• Written problem:
Repeat the material verbatim and drop the pictures.

Dataset rows
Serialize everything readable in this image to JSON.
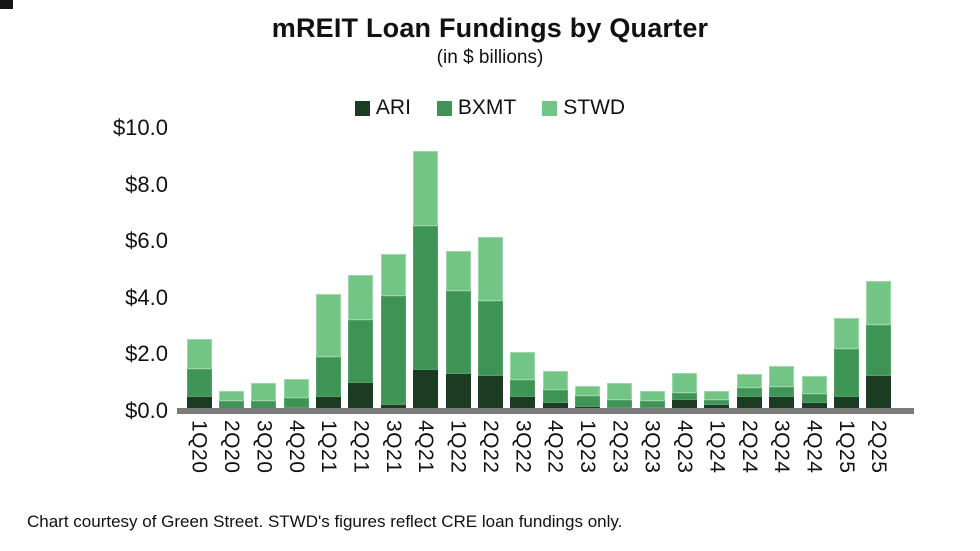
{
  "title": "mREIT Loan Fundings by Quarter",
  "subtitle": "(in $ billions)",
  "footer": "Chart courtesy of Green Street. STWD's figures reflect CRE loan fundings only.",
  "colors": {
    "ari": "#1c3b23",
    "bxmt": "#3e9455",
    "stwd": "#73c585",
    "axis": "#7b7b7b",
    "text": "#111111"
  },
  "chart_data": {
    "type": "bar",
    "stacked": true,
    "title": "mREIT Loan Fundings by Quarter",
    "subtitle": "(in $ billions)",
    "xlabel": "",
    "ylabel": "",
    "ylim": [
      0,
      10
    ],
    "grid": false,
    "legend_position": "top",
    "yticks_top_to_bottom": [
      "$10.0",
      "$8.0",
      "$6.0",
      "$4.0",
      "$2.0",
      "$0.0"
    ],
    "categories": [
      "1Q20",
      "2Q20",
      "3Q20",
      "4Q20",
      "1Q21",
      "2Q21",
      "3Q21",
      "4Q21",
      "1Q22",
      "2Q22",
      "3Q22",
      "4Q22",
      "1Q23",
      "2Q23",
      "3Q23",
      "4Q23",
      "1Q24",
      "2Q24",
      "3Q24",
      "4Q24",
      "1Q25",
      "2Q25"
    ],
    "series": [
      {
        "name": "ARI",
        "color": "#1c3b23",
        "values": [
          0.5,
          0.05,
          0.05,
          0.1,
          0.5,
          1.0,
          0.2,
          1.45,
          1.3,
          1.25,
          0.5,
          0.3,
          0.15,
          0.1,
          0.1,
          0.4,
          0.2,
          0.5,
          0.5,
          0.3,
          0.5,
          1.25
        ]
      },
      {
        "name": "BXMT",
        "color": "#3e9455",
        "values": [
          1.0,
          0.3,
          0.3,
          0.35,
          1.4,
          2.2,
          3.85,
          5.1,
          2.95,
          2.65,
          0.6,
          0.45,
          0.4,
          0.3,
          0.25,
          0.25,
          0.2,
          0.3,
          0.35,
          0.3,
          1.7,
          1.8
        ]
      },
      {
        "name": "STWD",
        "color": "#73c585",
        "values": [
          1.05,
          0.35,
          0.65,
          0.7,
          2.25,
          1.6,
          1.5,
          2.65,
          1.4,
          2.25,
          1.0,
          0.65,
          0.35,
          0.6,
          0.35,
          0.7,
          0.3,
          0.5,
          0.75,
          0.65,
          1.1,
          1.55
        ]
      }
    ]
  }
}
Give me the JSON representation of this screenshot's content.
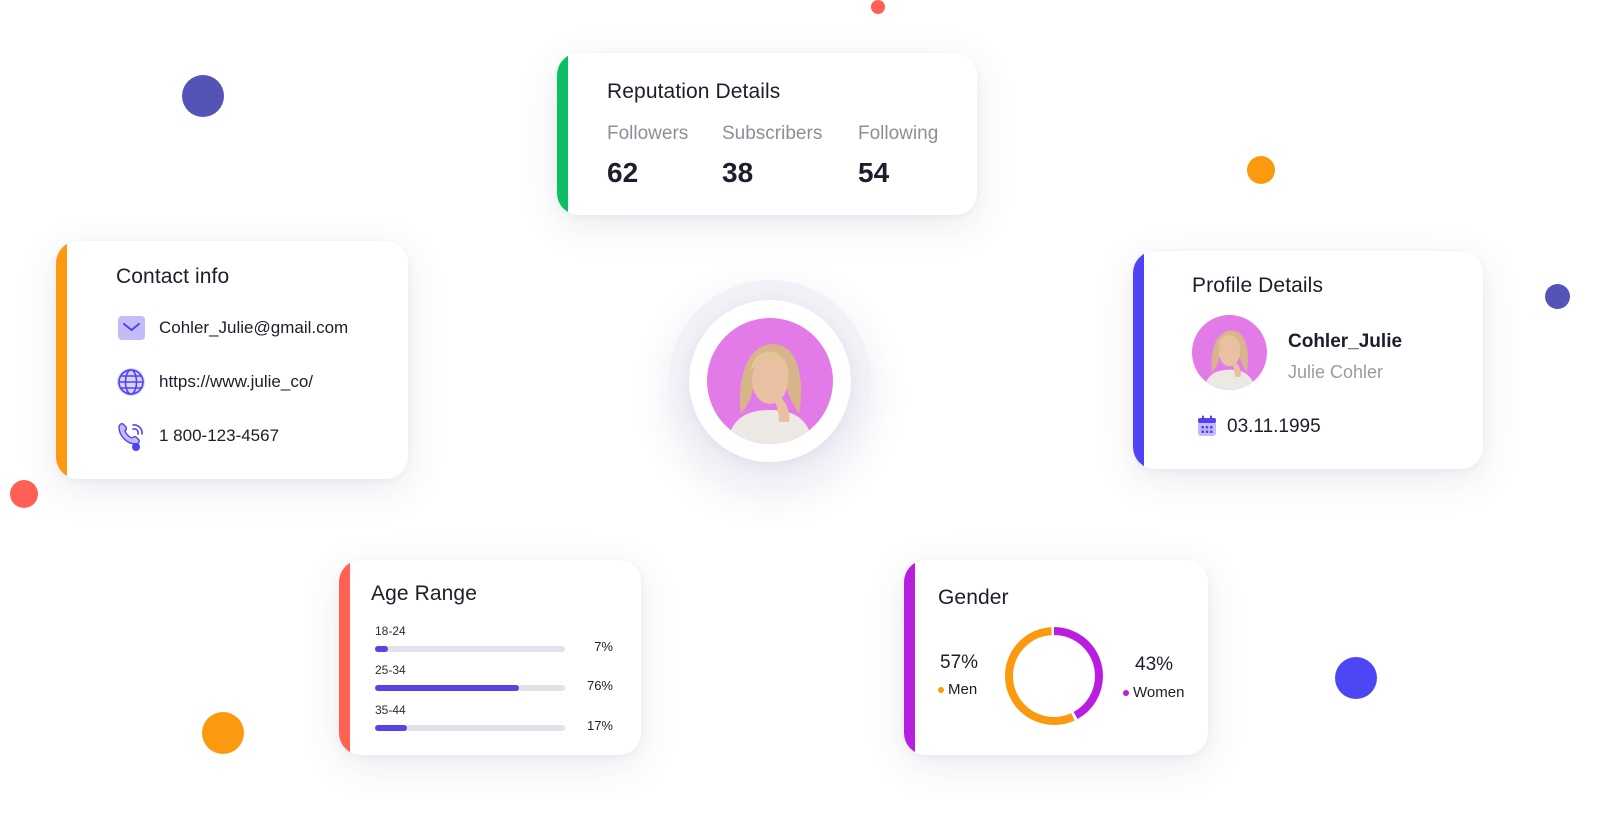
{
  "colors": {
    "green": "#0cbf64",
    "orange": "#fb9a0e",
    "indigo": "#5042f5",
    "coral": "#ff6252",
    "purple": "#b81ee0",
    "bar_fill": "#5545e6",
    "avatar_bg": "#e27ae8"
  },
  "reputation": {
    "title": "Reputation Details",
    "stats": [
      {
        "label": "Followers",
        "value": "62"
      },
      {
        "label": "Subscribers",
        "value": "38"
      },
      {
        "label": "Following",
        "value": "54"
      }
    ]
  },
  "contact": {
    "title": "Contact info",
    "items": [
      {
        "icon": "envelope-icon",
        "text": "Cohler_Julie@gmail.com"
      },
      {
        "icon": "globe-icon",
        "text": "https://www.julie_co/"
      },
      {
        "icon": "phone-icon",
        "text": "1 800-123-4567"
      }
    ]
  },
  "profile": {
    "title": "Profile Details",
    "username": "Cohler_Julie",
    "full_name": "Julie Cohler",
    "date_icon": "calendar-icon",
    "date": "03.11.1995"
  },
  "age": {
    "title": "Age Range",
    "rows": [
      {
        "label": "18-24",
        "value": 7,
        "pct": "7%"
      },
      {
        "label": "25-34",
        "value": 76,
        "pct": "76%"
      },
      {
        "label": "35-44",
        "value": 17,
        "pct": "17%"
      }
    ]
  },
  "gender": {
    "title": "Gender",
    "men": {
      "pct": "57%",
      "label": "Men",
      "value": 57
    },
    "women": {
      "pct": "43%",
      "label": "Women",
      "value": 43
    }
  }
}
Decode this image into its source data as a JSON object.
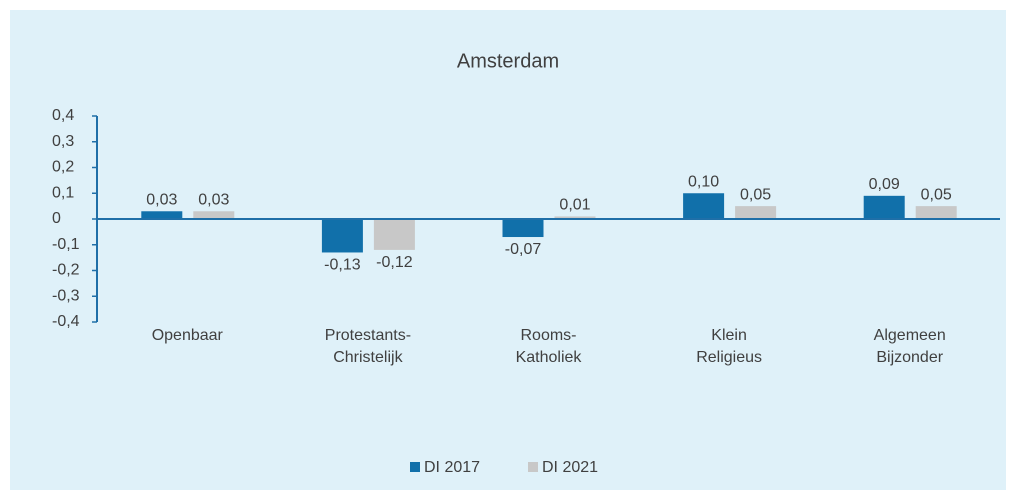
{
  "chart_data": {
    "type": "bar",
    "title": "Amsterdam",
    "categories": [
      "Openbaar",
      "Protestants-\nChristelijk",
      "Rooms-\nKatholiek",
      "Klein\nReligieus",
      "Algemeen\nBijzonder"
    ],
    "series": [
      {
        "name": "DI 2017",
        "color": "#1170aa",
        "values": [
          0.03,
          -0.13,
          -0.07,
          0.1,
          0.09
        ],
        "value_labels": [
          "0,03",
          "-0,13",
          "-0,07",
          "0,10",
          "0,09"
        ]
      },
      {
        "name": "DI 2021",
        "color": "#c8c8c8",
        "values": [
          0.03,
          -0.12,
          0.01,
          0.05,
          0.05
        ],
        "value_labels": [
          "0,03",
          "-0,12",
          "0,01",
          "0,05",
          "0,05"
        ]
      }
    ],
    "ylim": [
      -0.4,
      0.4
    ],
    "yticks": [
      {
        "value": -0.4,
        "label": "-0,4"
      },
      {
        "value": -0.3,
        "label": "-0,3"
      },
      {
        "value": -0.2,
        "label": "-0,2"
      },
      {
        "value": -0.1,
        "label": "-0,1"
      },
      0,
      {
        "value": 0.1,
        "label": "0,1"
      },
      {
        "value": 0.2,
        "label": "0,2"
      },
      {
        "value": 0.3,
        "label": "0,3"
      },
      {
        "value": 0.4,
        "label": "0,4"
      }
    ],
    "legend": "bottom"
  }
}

• Exercise result:
Serialize everything readable in this image to JSON.
{
  "title": "mREIT Loan Fundings by Quarter",
  "subtitle": "(in $ billions)",
  "footer": "Chart courtesy of Green Street. STWD's figures reflect CRE loan fundings only.",
  "colors": {
    "ari": "#1c3b23",
    "bxmt": "#3e9455",
    "stwd": "#73c585",
    "axis": "#7b7b7b",
    "text": "#111111"
  },
  "chart_data": {
    "type": "bar",
    "stacked": true,
    "title": "mREIT Loan Fundings by Quarter",
    "subtitle": "(in $ billions)",
    "xlabel": "",
    "ylabel": "",
    "ylim": [
      0,
      10
    ],
    "grid": false,
    "legend_position": "top",
    "yticks_top_to_bottom": [
      "$10.0",
      "$8.0",
      "$6.0",
      "$4.0",
      "$2.0",
      "$0.0"
    ],
    "categories": [
      "1Q20",
      "2Q20",
      "3Q20",
      "4Q20",
      "1Q21",
      "2Q21",
      "3Q21",
      "4Q21",
      "1Q22",
      "2Q22",
      "3Q22",
      "4Q22",
      "1Q23",
      "2Q23",
      "3Q23",
      "4Q23",
      "1Q24",
      "2Q24",
      "3Q24",
      "4Q24",
      "1Q25",
      "2Q25"
    ],
    "series": [
      {
        "name": "ARI",
        "color": "#1c3b23",
        "values": [
          0.5,
          0.05,
          0.05,
          0.1,
          0.5,
          1.0,
          0.2,
          1.45,
          1.3,
          1.25,
          0.5,
          0.3,
          0.15,
          0.1,
          0.1,
          0.4,
          0.2,
          0.5,
          0.5,
          0.3,
          0.5,
          1.25
        ]
      },
      {
        "name": "BXMT",
        "color": "#3e9455",
        "values": [
          1.0,
          0.3,
          0.3,
          0.35,
          1.4,
          2.2,
          3.85,
          5.1,
          2.95,
          2.65,
          0.6,
          0.45,
          0.4,
          0.3,
          0.25,
          0.25,
          0.2,
          0.3,
          0.35,
          0.3,
          1.7,
          1.8
        ]
      },
      {
        "name": "STWD",
        "color": "#73c585",
        "values": [
          1.05,
          0.35,
          0.65,
          0.7,
          2.25,
          1.6,
          1.5,
          2.65,
          1.4,
          2.25,
          1.0,
          0.65,
          0.35,
          0.6,
          0.35,
          0.7,
          0.3,
          0.5,
          0.75,
          0.65,
          1.1,
          1.55
        ]
      }
    ]
  }
}
Give me the JSON representation of this screenshot's content.
{
  "colors": {
    "green": "#0cbf64",
    "orange": "#fb9a0e",
    "indigo": "#5042f5",
    "coral": "#ff6252",
    "purple": "#b81ee0",
    "bar_fill": "#5545e6",
    "avatar_bg": "#e27ae8"
  },
  "reputation": {
    "title": "Reputation Details",
    "stats": [
      {
        "label": "Followers",
        "value": "62"
      },
      {
        "label": "Subscribers",
        "value": "38"
      },
      {
        "label": "Following",
        "value": "54"
      }
    ]
  },
  "contact": {
    "title": "Contact info",
    "items": [
      {
        "icon": "envelope-icon",
        "text": "Cohler_Julie@gmail.com"
      },
      {
        "icon": "globe-icon",
        "text": "https://www.julie_co/"
      },
      {
        "icon": "phone-icon",
        "text": "1 800-123-4567"
      }
    ]
  },
  "profile": {
    "title": "Profile Details",
    "username": "Cohler_Julie",
    "full_name": "Julie Cohler",
    "date_icon": "calendar-icon",
    "date": "03.11.1995"
  },
  "age": {
    "title": "Age Range",
    "rows": [
      {
        "label": "18-24",
        "value": 7,
        "pct": "7%"
      },
      {
        "label": "25-34",
        "value": 76,
        "pct": "76%"
      },
      {
        "label": "35-44",
        "value": 17,
        "pct": "17%"
      }
    ]
  },
  "gender": {
    "title": "Gender",
    "men": {
      "pct": "57%",
      "label": "Men",
      "value": 57
    },
    "women": {
      "pct": "43%",
      "label": "Women",
      "value": 43
    }
  }
}
Decode this image into its source data as a JSON object.
{
  "chart_data": {
    "type": "bar",
    "title": "Amsterdam",
    "categories": [
      "Openbaar",
      "Protestants-\nChristelijk",
      "Rooms-\nKatholiek",
      "Klein\nReligieus",
      "Algemeen\nBijzonder"
    ],
    "series": [
      {
        "name": "DI 2017",
        "color": "#1170aa",
        "values": [
          0.03,
          -0.13,
          -0.07,
          0.1,
          0.09
        ],
        "value_labels": [
          "0,03",
          "-0,13",
          "-0,07",
          "0,10",
          "0,09"
        ]
      },
      {
        "name": "DI 2021",
        "color": "#c8c8c8",
        "values": [
          0.03,
          -0.12,
          0.01,
          0.05,
          0.05
        ],
        "value_labels": [
          "0,03",
          "-0,12",
          "0,01",
          "0,05",
          "0,05"
        ]
      }
    ],
    "ylim": [
      -0.4,
      0.4
    ],
    "yticks": [
      {
        "value": -0.4,
        "label": "-0,4"
      },
      {
        "value": -0.3,
        "label": "-0,3"
      },
      {
        "value": -0.2,
        "label": "-0,2"
      },
      {
        "value": -0.1,
        "label": "-0,1"
      },
      0,
      {
        "value": 0.1,
        "label": "0,1"
      },
      {
        "value": 0.2,
        "label": "0,2"
      },
      {
        "value": 0.3,
        "label": "0,3"
      },
      {
        "value": 0.4,
        "label": "0,4"
      }
    ],
    "legend": "bottom"
  }
}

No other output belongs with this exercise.